■ Task statement: State the number of lines where "girar" appears. Add nothing else.

■ Dataset records:
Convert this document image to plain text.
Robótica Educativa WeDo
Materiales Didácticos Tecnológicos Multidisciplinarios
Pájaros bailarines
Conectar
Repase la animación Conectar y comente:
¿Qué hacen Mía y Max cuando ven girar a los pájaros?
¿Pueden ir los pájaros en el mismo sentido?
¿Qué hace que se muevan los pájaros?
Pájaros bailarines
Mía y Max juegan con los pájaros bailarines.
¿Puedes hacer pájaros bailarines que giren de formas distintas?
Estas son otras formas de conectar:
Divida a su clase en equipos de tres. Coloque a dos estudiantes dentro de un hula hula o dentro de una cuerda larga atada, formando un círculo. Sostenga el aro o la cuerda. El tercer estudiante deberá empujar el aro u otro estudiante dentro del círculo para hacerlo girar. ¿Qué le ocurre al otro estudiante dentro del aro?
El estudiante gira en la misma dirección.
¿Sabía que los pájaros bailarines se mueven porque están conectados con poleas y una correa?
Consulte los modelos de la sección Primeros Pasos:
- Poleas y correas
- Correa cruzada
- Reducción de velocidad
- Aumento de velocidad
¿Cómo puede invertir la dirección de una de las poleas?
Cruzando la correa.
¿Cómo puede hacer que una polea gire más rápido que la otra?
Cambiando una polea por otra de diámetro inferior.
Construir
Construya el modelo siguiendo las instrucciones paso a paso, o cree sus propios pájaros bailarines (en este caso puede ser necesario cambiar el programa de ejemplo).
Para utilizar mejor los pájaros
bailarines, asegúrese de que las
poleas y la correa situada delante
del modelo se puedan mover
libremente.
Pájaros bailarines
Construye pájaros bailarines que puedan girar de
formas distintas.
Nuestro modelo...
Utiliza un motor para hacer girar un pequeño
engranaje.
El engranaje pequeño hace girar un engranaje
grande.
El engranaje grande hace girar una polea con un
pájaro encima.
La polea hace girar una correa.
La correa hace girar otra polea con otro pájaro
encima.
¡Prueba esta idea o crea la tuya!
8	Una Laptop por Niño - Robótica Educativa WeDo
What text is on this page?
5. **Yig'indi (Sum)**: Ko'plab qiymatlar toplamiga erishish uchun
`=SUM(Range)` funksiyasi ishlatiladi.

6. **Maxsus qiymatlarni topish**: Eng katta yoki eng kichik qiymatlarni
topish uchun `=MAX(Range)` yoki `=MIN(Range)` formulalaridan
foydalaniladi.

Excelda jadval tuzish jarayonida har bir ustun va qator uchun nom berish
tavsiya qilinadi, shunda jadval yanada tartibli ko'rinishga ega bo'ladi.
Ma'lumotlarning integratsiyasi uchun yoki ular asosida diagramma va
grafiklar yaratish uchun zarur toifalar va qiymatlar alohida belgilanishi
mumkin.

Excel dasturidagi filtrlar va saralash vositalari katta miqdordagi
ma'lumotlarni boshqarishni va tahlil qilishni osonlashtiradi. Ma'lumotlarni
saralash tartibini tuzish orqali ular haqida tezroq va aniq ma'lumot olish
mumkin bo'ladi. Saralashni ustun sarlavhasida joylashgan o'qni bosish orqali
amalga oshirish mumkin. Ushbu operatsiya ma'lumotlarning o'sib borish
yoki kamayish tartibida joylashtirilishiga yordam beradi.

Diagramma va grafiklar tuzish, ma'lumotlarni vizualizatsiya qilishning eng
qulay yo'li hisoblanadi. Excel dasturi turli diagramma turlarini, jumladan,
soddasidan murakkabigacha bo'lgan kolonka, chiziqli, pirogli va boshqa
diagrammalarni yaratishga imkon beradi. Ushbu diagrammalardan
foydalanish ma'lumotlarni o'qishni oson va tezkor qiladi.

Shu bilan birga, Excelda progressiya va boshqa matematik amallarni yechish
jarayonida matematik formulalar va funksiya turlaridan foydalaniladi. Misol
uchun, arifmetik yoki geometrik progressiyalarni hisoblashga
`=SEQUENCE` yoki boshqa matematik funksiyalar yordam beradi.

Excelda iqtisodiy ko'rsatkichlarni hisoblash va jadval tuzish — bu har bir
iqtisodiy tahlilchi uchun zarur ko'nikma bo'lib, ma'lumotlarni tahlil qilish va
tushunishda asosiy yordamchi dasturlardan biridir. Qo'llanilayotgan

■ Reply to the task: 8